### Work to be completed
Provide only the number of lines in the data below that contain the word "might".

### Listing

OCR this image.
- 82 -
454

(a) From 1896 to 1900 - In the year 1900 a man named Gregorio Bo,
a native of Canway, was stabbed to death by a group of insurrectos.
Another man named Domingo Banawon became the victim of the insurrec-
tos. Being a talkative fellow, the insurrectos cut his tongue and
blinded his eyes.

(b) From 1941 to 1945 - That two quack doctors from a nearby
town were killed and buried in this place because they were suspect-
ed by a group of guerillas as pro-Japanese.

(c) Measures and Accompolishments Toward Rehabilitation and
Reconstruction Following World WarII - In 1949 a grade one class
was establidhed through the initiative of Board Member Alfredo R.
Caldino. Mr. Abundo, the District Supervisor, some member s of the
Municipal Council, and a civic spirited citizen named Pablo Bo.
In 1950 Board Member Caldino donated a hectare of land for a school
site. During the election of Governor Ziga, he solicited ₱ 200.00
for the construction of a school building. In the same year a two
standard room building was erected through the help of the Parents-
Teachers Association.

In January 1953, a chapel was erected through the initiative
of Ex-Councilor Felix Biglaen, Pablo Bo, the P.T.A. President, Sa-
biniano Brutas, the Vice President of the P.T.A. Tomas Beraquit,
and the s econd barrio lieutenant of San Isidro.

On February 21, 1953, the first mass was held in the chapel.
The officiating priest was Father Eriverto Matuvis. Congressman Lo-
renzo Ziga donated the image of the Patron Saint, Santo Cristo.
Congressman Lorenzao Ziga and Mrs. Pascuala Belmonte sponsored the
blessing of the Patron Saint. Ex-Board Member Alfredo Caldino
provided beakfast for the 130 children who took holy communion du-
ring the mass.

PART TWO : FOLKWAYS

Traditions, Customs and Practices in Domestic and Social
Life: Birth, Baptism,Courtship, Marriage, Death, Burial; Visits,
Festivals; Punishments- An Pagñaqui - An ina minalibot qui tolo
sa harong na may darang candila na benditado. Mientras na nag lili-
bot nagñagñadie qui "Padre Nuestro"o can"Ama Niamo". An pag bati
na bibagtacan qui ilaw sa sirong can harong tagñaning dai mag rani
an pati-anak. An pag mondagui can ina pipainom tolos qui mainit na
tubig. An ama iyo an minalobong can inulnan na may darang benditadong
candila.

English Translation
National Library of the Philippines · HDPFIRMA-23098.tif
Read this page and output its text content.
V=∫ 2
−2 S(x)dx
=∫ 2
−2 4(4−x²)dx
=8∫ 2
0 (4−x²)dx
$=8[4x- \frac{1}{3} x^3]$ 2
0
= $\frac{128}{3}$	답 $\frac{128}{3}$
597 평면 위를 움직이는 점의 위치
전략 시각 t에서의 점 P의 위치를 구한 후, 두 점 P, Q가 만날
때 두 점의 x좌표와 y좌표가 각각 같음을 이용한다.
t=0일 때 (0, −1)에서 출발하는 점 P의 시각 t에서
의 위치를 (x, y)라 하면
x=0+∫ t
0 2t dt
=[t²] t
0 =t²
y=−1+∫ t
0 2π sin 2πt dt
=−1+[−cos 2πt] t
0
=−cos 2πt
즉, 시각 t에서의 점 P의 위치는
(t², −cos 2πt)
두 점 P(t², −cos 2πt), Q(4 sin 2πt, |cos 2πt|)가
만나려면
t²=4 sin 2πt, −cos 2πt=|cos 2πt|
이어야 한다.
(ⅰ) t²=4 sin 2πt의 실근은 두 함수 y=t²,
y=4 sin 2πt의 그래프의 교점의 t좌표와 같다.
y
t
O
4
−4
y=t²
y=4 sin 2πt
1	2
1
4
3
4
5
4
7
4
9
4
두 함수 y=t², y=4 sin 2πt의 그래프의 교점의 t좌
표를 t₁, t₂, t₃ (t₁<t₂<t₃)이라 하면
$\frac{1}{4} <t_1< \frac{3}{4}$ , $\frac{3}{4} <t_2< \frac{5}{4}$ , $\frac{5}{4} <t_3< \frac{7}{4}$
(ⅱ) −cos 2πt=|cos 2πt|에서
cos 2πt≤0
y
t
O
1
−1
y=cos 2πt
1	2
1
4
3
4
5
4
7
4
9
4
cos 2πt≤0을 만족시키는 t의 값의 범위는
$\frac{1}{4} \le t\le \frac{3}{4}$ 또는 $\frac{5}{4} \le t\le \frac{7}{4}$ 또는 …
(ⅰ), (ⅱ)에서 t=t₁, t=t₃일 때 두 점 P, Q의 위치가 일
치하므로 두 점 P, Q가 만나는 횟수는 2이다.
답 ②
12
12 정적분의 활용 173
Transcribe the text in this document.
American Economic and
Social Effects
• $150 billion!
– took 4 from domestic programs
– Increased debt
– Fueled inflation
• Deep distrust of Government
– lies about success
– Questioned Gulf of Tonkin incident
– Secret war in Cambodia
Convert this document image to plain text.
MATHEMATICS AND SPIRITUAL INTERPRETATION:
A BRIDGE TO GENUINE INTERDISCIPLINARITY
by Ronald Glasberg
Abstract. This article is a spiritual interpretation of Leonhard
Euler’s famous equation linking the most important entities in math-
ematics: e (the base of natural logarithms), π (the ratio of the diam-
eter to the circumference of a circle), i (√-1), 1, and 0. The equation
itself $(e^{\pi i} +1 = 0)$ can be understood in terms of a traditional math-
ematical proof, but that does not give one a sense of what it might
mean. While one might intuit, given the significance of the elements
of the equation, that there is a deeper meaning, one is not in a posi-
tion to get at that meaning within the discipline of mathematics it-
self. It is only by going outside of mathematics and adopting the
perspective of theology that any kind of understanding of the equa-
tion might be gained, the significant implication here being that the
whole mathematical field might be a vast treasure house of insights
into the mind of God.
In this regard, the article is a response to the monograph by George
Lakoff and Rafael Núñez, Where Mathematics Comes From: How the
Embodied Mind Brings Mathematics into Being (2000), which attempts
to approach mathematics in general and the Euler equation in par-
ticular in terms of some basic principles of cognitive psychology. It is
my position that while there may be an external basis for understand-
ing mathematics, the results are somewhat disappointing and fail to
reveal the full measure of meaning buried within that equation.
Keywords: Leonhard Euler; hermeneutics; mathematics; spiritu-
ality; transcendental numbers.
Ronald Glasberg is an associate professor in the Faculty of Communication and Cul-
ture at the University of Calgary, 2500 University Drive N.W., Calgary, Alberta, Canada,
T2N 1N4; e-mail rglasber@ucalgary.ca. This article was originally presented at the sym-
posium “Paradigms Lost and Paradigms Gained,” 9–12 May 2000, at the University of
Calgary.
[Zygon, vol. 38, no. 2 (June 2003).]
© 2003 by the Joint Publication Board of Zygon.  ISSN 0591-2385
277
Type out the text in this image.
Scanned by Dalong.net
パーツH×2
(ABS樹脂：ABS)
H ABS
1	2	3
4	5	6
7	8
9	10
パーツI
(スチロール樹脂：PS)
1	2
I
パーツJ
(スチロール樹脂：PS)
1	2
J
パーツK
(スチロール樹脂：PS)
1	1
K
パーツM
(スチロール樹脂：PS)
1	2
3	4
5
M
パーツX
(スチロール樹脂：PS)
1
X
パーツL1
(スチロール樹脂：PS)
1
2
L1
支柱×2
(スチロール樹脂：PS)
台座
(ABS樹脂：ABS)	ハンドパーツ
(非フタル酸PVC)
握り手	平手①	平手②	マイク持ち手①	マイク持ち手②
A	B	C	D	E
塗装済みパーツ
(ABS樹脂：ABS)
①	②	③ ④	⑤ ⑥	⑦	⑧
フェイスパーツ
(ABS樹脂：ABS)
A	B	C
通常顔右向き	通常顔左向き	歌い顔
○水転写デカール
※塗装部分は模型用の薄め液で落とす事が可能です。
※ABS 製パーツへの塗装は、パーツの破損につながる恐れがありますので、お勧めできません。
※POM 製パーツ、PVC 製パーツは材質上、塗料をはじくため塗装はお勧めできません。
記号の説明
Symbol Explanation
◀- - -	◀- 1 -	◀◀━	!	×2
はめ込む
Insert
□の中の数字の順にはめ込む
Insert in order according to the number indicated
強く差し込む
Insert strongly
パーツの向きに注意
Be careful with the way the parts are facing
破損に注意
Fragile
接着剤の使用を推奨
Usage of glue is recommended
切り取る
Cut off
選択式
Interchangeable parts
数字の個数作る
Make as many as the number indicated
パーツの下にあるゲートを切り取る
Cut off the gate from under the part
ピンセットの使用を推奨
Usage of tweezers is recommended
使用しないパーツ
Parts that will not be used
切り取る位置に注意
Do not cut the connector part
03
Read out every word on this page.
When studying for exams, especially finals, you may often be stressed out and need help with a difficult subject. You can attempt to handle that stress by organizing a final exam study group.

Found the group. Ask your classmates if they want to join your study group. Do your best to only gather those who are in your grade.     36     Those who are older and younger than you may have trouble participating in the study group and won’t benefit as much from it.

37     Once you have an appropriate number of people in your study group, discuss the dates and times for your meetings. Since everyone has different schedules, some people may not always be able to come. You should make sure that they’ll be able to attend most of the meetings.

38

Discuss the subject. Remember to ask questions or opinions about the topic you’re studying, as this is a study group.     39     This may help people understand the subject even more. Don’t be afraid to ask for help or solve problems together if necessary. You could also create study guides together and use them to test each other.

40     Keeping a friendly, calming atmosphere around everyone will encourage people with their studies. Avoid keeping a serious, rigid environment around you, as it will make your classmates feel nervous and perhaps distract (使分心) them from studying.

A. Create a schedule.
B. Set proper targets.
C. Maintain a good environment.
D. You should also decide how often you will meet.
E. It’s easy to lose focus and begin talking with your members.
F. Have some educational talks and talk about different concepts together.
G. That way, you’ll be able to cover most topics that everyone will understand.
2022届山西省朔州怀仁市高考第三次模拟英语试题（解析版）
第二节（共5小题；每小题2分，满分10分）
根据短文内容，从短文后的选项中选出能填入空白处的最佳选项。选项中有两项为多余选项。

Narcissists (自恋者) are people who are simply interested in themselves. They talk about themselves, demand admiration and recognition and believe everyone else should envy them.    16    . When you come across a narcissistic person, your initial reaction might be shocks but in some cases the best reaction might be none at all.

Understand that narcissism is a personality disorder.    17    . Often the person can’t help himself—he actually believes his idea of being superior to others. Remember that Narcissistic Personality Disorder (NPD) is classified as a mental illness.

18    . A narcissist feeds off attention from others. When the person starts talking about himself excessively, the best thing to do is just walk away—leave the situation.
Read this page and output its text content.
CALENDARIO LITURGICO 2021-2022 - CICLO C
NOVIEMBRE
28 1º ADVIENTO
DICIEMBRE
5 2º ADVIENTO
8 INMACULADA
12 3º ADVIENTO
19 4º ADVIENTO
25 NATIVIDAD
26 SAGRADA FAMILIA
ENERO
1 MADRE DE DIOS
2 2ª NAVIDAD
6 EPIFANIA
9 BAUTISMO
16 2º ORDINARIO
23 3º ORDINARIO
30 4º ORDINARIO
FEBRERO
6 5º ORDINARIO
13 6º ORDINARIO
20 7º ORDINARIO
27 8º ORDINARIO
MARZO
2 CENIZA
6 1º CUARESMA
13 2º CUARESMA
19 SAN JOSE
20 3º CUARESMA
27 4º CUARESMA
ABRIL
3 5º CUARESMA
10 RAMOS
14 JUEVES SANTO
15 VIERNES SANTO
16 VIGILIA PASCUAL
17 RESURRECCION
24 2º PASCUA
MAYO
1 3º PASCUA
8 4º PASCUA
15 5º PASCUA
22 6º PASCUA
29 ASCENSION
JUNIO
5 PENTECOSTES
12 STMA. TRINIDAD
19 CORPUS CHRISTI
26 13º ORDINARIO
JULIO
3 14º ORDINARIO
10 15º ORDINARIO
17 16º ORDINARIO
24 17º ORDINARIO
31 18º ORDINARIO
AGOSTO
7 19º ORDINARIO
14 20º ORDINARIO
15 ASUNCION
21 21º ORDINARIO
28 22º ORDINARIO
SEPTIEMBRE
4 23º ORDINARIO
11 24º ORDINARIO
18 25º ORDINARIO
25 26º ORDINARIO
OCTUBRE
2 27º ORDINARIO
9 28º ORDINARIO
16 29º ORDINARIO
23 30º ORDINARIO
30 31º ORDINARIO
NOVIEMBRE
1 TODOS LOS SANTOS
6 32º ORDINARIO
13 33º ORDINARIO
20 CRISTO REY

### Result of this exercise
5